(TASK BRIEF): Collect every line that includes the string "text".
** START OF PROVIDED RECORDS **
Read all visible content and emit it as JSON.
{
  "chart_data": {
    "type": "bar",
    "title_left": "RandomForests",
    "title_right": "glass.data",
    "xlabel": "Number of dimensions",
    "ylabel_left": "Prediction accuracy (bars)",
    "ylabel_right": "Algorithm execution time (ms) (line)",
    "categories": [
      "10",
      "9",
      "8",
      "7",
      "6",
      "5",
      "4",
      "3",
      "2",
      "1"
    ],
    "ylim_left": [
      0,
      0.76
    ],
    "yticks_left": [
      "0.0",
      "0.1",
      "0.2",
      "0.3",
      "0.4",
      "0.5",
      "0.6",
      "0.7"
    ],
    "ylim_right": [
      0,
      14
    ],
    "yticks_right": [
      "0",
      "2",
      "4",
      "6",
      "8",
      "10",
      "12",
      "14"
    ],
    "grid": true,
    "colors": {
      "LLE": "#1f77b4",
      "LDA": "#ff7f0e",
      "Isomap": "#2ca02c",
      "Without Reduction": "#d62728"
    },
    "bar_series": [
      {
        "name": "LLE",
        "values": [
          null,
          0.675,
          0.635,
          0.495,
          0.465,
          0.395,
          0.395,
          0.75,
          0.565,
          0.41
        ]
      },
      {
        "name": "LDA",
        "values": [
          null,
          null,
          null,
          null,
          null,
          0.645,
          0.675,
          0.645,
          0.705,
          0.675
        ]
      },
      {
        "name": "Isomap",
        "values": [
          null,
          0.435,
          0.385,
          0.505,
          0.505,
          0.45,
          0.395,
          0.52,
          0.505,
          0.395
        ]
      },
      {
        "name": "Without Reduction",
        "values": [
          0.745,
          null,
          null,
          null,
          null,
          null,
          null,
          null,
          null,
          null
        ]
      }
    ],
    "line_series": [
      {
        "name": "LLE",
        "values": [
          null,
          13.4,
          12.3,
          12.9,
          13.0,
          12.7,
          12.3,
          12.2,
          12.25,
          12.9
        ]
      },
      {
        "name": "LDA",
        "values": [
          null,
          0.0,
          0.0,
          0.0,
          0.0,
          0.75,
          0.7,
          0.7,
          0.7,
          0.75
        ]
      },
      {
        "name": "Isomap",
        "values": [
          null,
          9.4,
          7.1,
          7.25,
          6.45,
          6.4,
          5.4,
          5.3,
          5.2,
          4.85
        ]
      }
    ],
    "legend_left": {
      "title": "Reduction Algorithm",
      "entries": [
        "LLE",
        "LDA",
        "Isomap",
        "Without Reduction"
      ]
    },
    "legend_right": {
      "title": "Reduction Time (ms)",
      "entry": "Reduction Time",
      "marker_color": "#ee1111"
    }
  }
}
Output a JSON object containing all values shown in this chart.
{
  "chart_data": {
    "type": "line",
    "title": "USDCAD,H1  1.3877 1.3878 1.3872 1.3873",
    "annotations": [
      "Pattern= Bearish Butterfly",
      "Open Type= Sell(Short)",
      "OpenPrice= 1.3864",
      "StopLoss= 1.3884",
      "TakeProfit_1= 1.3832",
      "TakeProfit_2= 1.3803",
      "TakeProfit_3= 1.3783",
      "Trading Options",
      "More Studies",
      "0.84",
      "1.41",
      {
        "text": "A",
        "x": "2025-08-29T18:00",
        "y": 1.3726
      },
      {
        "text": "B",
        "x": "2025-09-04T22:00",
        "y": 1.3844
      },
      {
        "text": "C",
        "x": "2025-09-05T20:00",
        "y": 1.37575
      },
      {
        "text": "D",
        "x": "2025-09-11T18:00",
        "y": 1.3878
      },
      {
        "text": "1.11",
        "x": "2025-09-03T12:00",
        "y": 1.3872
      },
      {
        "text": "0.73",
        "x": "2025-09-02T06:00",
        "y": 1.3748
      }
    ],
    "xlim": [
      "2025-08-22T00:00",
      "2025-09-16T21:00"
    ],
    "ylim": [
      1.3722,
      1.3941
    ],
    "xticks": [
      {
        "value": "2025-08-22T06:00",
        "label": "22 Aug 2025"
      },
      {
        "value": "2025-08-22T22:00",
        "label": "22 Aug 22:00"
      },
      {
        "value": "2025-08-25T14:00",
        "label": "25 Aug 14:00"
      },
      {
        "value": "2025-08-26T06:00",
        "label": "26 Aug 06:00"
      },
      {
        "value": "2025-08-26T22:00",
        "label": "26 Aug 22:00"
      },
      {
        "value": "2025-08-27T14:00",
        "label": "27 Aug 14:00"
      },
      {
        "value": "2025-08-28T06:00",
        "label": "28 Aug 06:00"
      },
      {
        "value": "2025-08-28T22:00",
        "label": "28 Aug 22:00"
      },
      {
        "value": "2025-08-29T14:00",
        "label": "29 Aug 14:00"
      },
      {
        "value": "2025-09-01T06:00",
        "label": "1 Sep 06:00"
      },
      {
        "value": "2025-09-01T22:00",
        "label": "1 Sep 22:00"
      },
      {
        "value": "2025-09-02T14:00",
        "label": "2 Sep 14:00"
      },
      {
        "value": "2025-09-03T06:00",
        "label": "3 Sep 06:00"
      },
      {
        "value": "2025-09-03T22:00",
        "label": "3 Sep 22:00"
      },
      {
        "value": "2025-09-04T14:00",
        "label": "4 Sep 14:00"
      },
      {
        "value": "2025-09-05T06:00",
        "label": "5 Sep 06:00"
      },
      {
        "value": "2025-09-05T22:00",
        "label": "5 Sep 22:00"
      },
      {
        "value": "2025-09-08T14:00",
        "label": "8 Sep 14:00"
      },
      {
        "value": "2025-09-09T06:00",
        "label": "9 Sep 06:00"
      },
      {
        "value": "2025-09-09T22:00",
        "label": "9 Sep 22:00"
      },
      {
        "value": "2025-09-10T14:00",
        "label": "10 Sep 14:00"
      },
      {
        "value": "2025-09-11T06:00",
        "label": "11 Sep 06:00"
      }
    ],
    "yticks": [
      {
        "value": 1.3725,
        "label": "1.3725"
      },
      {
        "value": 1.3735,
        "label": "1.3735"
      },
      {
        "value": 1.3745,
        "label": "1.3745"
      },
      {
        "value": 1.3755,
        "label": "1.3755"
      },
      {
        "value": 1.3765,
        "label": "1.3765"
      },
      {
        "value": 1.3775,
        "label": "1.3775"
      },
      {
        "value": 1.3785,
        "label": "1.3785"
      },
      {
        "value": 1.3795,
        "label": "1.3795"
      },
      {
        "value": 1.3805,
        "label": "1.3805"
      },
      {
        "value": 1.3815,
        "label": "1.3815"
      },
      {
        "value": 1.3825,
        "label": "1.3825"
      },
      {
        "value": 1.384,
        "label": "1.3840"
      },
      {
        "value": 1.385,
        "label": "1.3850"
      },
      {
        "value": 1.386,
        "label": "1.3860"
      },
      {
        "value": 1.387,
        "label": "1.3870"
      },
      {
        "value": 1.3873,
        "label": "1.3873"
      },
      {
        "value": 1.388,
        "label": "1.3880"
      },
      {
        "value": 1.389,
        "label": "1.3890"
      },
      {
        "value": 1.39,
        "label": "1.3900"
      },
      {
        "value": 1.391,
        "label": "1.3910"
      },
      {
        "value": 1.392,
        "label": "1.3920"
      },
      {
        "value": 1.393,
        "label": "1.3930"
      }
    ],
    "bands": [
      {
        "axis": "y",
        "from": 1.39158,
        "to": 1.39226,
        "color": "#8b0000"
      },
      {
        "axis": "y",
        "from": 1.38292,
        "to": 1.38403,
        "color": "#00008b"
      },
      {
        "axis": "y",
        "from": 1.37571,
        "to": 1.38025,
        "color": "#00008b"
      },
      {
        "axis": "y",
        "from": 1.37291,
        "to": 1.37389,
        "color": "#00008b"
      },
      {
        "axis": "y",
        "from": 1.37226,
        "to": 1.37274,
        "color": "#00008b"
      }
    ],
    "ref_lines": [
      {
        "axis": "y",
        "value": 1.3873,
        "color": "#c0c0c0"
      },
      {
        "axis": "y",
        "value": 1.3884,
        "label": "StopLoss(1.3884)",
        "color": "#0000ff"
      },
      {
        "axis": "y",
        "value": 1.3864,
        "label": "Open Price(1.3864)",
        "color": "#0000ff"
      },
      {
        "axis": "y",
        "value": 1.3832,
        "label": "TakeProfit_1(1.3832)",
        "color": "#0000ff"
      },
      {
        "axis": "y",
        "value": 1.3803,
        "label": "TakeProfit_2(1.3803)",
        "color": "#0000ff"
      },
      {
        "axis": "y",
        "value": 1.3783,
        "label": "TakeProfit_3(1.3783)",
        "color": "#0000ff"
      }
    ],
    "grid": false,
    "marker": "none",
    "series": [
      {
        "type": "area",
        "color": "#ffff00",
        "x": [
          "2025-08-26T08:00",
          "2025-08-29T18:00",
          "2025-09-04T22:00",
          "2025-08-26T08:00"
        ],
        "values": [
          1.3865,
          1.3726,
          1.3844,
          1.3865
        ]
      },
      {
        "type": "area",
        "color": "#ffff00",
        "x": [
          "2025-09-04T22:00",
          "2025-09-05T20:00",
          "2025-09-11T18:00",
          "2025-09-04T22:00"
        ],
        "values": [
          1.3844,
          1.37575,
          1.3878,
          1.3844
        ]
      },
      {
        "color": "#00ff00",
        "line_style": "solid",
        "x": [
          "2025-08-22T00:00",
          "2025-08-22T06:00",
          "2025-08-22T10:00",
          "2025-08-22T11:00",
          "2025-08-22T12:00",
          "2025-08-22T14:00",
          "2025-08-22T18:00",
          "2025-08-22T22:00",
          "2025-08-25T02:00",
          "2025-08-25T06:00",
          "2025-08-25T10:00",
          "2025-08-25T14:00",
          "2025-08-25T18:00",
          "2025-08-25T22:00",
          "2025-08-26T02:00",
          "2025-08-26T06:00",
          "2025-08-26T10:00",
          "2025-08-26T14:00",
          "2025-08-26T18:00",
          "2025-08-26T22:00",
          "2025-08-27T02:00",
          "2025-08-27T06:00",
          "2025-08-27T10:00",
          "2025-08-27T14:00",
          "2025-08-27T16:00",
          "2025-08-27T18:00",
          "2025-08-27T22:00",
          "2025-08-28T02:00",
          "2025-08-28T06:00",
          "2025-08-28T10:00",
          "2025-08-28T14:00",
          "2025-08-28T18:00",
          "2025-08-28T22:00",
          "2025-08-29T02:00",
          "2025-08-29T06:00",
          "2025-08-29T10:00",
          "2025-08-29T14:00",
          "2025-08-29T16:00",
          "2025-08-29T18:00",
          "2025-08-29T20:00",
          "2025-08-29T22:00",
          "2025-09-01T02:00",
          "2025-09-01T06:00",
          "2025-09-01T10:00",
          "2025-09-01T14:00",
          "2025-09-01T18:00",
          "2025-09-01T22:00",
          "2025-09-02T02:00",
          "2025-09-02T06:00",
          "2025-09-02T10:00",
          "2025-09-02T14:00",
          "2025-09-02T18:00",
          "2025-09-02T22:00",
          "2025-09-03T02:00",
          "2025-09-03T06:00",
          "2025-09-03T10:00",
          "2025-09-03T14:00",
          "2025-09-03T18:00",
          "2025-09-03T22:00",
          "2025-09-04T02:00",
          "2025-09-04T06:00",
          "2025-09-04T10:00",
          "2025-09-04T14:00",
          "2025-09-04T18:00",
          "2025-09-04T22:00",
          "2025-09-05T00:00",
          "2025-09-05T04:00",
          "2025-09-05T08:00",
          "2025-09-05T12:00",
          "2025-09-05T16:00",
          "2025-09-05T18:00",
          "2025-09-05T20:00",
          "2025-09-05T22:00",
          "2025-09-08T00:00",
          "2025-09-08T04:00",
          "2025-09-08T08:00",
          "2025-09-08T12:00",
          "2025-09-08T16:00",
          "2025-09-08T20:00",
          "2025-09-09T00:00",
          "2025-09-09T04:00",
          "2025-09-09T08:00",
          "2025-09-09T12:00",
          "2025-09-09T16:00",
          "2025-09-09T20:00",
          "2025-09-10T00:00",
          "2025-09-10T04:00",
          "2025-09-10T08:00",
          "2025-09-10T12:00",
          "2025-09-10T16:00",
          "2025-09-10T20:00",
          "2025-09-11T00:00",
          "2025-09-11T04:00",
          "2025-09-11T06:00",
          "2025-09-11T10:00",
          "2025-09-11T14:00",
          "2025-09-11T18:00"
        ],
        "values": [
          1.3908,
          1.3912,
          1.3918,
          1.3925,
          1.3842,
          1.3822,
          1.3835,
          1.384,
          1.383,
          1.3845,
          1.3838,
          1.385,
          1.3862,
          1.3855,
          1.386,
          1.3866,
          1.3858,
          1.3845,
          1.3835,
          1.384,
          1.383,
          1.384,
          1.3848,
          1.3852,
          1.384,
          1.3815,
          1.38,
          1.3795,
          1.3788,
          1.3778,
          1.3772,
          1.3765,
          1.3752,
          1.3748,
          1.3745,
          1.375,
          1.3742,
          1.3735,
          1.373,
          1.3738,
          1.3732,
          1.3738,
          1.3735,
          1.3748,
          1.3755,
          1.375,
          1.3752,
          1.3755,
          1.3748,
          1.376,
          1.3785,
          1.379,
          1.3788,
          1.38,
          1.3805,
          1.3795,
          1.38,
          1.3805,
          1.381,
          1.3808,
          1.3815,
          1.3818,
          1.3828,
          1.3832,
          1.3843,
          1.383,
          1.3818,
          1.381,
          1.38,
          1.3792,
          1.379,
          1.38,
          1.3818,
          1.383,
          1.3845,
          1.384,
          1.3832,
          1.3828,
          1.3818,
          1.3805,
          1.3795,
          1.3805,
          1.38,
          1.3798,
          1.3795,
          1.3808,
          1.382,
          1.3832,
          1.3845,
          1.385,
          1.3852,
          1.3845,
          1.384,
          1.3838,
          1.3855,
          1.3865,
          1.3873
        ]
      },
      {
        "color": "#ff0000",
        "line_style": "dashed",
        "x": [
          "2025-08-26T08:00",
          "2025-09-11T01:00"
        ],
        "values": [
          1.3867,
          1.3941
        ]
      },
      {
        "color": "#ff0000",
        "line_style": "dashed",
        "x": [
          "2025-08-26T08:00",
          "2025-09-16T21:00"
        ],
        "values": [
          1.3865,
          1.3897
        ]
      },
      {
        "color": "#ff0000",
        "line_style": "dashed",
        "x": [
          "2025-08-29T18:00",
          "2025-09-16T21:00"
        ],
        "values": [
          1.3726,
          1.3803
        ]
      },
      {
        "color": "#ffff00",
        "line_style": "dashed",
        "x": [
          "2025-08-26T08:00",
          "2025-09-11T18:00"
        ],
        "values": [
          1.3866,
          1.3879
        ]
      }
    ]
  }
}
** END OF PROVIDED RECORDS **
(REPLY TO THE EXERCISE):
        "text": "A",
        "text": "B",
        "text": "C",
        "text": "D",
        "text": "1.11",
        "text": "0.73",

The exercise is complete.